Take each line containing the word "screenshot" and copy it.

**The data:**

☆ ☆ ☆

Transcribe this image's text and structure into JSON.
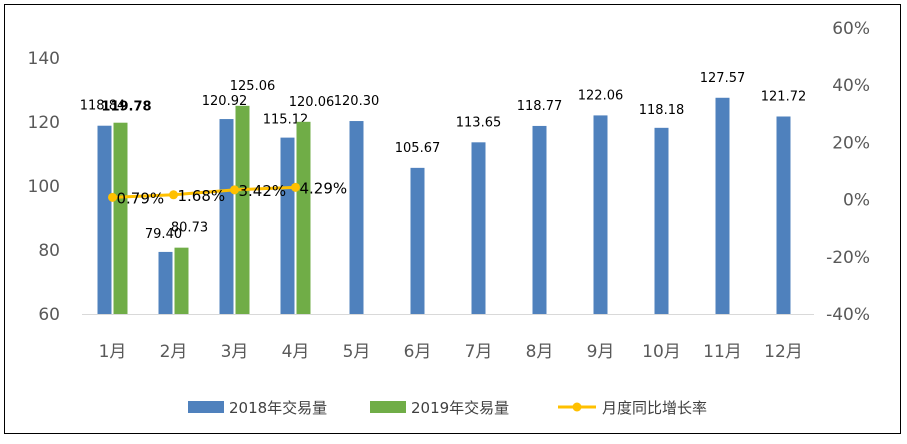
{
  "chart_data": {
    "type": "bar",
    "categories": [
      "1月",
      "2月",
      "3月",
      "4月",
      "5月",
      "6月",
      "7月",
      "8月",
      "9月",
      "10月",
      "11月",
      "12月"
    ],
    "series": [
      {
        "name": "2018年交易量",
        "kind": "bar",
        "axis": "left",
        "color": "#4f81bd",
        "values": [
          118.84,
          79.4,
          120.92,
          115.12,
          120.3,
          105.67,
          113.65,
          118.77,
          122.06,
          118.18,
          127.57,
          121.72
        ],
        "labels": [
          "118.84",
          "79.40",
          "120.92",
          "115.12",
          "120.30",
          "105.67",
          "113.65",
          "118.77",
          "122.06",
          "118.18",
          "127.57",
          "121.72"
        ]
      },
      {
        "name": "2019年交易量",
        "kind": "bar",
        "axis": "left",
        "color": "#70ad47",
        "values": [
          119.78,
          80.73,
          125.06,
          120.06,
          null,
          null,
          null,
          null,
          null,
          null,
          null,
          null
        ],
        "labels": [
          "119.78",
          "80.73",
          "125.06",
          "120.06"
        ]
      },
      {
        "name": "月度同比增长率",
        "kind": "line",
        "axis": "right",
        "color": "#ffc000",
        "values": [
          0.79,
          1.68,
          3.42,
          4.29,
          null,
          null,
          null,
          null,
          null,
          null,
          null,
          null
        ],
        "labels": [
          "0.79%",
          "1.68%",
          "3.42%",
          "4.29%"
        ]
      }
    ],
    "left_axis": {
      "ylim": [
        60,
        140
      ],
      "ticks": [
        "60",
        "80",
        "100",
        "120",
        "140"
      ]
    },
    "right_axis": {
      "ylim": [
        -40,
        60
      ],
      "ticks": [
        "-40%",
        "-20%",
        "0%",
        "20%",
        "40%",
        "60%"
      ]
    },
    "legend": {
      "position": "bottom"
    },
    "grid": false
  }
}
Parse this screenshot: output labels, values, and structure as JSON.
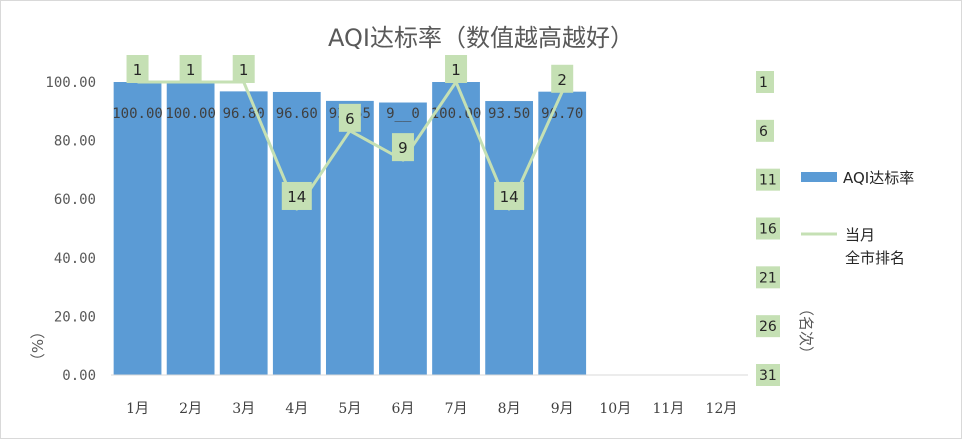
{
  "chart_data": {
    "type": "bar",
    "title": "AQI达标率（数值越高越好）",
    "categories": [
      "1月",
      "2月",
      "3月",
      "4月",
      "5月",
      "6月",
      "7月",
      "8月",
      "9月",
      "10月",
      "11月",
      "12月"
    ],
    "series": [
      {
        "name": "AQI达标率",
        "type": "bar",
        "axis": "left",
        "color": "#5b9bd5",
        "values": [
          100.0,
          100.0,
          96.8,
          96.6,
          93.55,
          93.0,
          100.0,
          93.5,
          96.7,
          null,
          null,
          null
        ],
        "labels": [
          "100.00",
          "100.00",
          "96.80",
          "96.60",
          "93.55",
          "9__0",
          "100.00",
          "93.50",
          "96.70",
          null,
          null,
          null
        ]
      },
      {
        "name": "当月全市排名",
        "legend_lines": [
          "当月",
          "全市排名"
        ],
        "type": "line",
        "axis": "right",
        "color": "#c5e0b4",
        "label_bg": "#c5e0b4",
        "values": [
          1,
          1,
          1,
          14,
          6,
          9,
          1,
          14,
          2,
          null,
          null,
          null
        ],
        "labels": [
          "1",
          "1",
          "1",
          "14",
          "6",
          "9",
          "1",
          "14",
          "2",
          null,
          null,
          null
        ]
      }
    ],
    "y_left": {
      "label": "（%）",
      "min": 0,
      "max": 100,
      "step": 20,
      "tick_labels": [
        "0.00",
        "20.00",
        "40.00",
        "60.00",
        "80.00",
        "100.00"
      ]
    },
    "y_right": {
      "label": "（名次）",
      "reversed": true,
      "min": 1,
      "max": 31,
      "tick_labels": [
        "1",
        "6",
        "11",
        "16",
        "21",
        "26",
        "31"
      ],
      "tick_bg": "#c5e0b4"
    },
    "grid": false,
    "legend_position": "right"
  }
}
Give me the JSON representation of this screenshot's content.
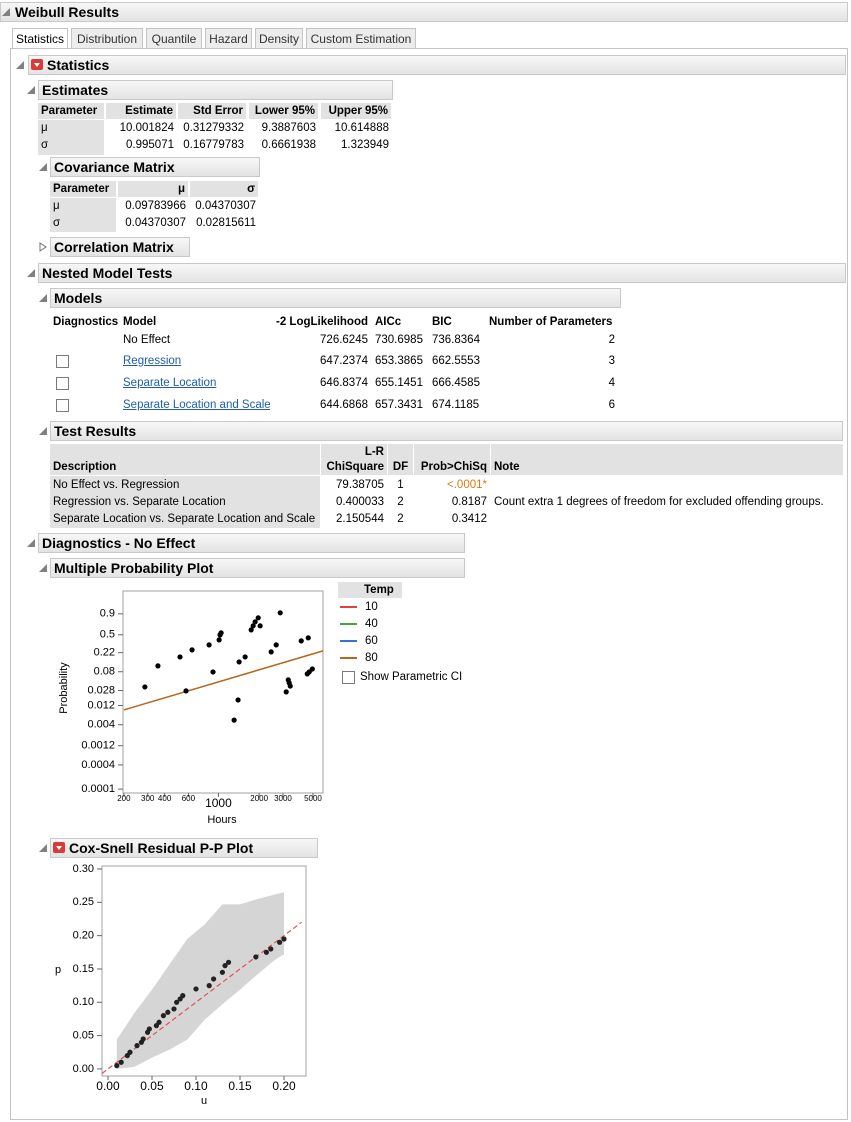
{
  "title": "Weibull Results",
  "tabs": [
    "Statistics",
    "Distribution",
    "Quantile",
    "Hazard",
    "Density",
    "Custom Estimation"
  ],
  "selected_tab": 0,
  "statistics": {
    "title": "Statistics",
    "estimates": {
      "title": "Estimates",
      "columns": [
        "Parameter",
        "Estimate",
        "Std Error",
        "Lower 95%",
        "Upper 95%"
      ],
      "rows": [
        [
          "μ",
          "10.001824",
          "0.31279332",
          "9.3887603",
          "10.614888"
        ],
        [
          "σ",
          "0.995071",
          "0.16779783",
          "0.6661938",
          "1.323949"
        ]
      ]
    },
    "covariance_matrix": {
      "title": "Covariance Matrix",
      "columns": [
        "Parameter",
        "μ",
        "σ"
      ],
      "rows": [
        [
          "μ",
          "0.09783966",
          "0.04370307"
        ],
        [
          "σ",
          "0.04370307",
          "0.02815611"
        ]
      ]
    },
    "correlation_matrix": {
      "title": "Correlation Matrix"
    }
  },
  "nested_model_tests": {
    "title": "Nested Model Tests",
    "models": {
      "title": "Models",
      "columns": [
        "Diagnostics",
        "Model",
        "-2 LogLikelihood",
        "AICc",
        "BIC",
        "Number of Parameters"
      ],
      "rows": [
        [
          "No Effect",
          "726.6245",
          "730.6985",
          "736.8364",
          "2"
        ],
        [
          "Regression",
          "647.2374",
          "653.3865",
          "662.5553",
          "3"
        ],
        [
          "Separate Location",
          "646.8374",
          "655.1451",
          "666.4585",
          "4"
        ],
        [
          "Separate Location and Scale",
          "644.6868",
          "657.3431",
          "674.1185",
          "6"
        ]
      ]
    },
    "test_results": {
      "title": "Test Results",
      "columns": [
        "Description",
        "L-R\nChiSquare",
        "DF",
        "Prob>ChiSq",
        "Note"
      ],
      "rows": [
        {
          "description": "No Effect vs. Regression",
          "chisquare": "79.38705",
          "df": "1",
          "prob": "<.0001*",
          "prob_color": "#e0780f"
        },
        {
          "description": "Regression vs. Separate Location",
          "chisquare": "0.400033",
          "df": "2",
          "prob": "0.8187",
          "note": "Count extra 1 degrees of freedom for excluded offending groups."
        },
        {
          "description": "Separate Location vs. Separate Location and Scale",
          "chisquare": "2.150544",
          "df": "2",
          "prob": "0.3412"
        }
      ]
    }
  },
  "diagnostics": {
    "title": "Diagnostics - No Effect"
  },
  "chart_data": [
    {
      "type": "scatter",
      "title": "Multiple Probability Plot",
      "x_label": "Hours",
      "y_label": "Probability",
      "x_scale": "log",
      "y_scale": "weibull",
      "xlim": [
        197,
        5930
      ],
      "ylim": [
        8e-05,
        0.9998
      ],
      "xticks": [
        200,
        300,
        400,
        600,
        1000,
        2000,
        3000,
        5000
      ],
      "yticks": [
        0.9,
        0.5,
        0.22,
        0.08,
        0.028,
        0.012,
        0.004,
        0.0012,
        0.0004,
        0.0001
      ],
      "point_color": "#000000",
      "x": [
        286,
        357,
        520,
        576,
        638,
        853,
        912,
        1012,
        1028,
        1047,
        1306,
        1397,
        1422,
        1575,
        1746,
        1806,
        1868,
        1968,
        2034,
        2454,
        2673,
        2863,
        3170,
        3282,
        3336,
        3396,
        4095,
        4537,
        4614,
        4690,
        4943
      ],
      "values": [
        0.0343,
        0.11,
        0.177,
        0.0274,
        0.253,
        0.322,
        0.079,
        0.404,
        0.498,
        0.539,
        0.0052,
        0.0164,
        0.136,
        0.177,
        0.601,
        0.686,
        0.767,
        0.84,
        0.686,
        0.229,
        0.322,
        0.913,
        0.0259,
        0.051,
        0.043,
        0.036,
        0.387,
        0.071,
        0.441,
        0.079,
        0.093
      ],
      "legend": {
        "title": "Temp",
        "position": "right"
      },
      "series": [
        {
          "name": "10",
          "color": "#e0403f"
        },
        {
          "name": "40",
          "color": "#3daa3d"
        },
        {
          "name": "60",
          "color": "#3c6fcf"
        },
        {
          "name": "80",
          "color": "#b7661c",
          "fit_line": {
            "x": [
              200,
              5930
            ],
            "values": [
              0.0093,
              0.241
            ]
          }
        }
      ],
      "checkbox_label": "Show Parametric CI"
    },
    {
      "type": "scatter",
      "title": "Cox-Snell Residual P-P Plot",
      "x_label": "u",
      "y_label": "p",
      "xlim": [
        -0.0068,
        0.225
      ],
      "ylim": [
        -0.0106,
        0.3045
      ],
      "xticks": [
        {
          "value": 0,
          "label": "0.00"
        },
        {
          "value": 0.05,
          "label": "0.05"
        },
        {
          "value": 0.1,
          "label": "0.10"
        },
        {
          "value": 0.15,
          "label": "0.15"
        },
        {
          "value": 0.2,
          "label": "0.20"
        }
      ],
      "yticks": [
        {
          "value": 0,
          "label": "0.00"
        },
        {
          "value": 0.05,
          "label": "0.05"
        },
        {
          "value": 0.1,
          "label": "0.10"
        },
        {
          "value": 0.15,
          "label": "0.15"
        },
        {
          "value": 0.2,
          "label": "0.20"
        },
        {
          "value": 0.25,
          "label": "0.25"
        },
        {
          "value": 0.3,
          "label": "0.30"
        }
      ],
      "point_color": "#222222",
      "x": [
        0.01,
        0.015,
        0.022,
        0.025,
        0.033,
        0.038,
        0.04,
        0.045,
        0.047,
        0.055,
        0.058,
        0.063,
        0.068,
        0.075,
        0.078,
        0.082,
        0.085,
        0.1,
        0.115,
        0.12,
        0.13,
        0.133,
        0.137,
        0.168,
        0.18,
        0.185,
        0.195,
        0.2
      ],
      "values": [
        0.005,
        0.01,
        0.02,
        0.025,
        0.035,
        0.04,
        0.045,
        0.055,
        0.06,
        0.065,
        0.07,
        0.08,
        0.085,
        0.09,
        0.1,
        0.105,
        0.11,
        0.12,
        0.125,
        0.135,
        0.145,
        0.155,
        0.16,
        0.168,
        0.175,
        0.18,
        0.19,
        0.195
      ],
      "band": {
        "color": "#d5d5d5",
        "x": [
          0.01,
          0.03,
          0.05,
          0.07,
          0.09,
          0.11,
          0.13,
          0.15,
          0.17,
          0.19,
          0.2
        ],
        "lower": [
          0,
          0.003,
          0.017,
          0.029,
          0.044,
          0.074,
          0.097,
          0.119,
          0.142,
          0.164,
          0.172
        ],
        "upper": [
          0.044,
          0.084,
          0.119,
          0.157,
          0.195,
          0.217,
          0.247,
          0.247,
          0.255,
          0.262,
          0.265
        ]
      },
      "reference_line": {
        "color": "#e05050",
        "x": [
          -0.0068,
          0.22
        ],
        "values": [
          -0.0068,
          0.22
        ]
      }
    }
  ]
}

☆ ☆ ☆

**Result for this exercise:**
Parse this screenshot: output labels, values, and structure as JSON.
Give me the JSON representation of this screenshot's content.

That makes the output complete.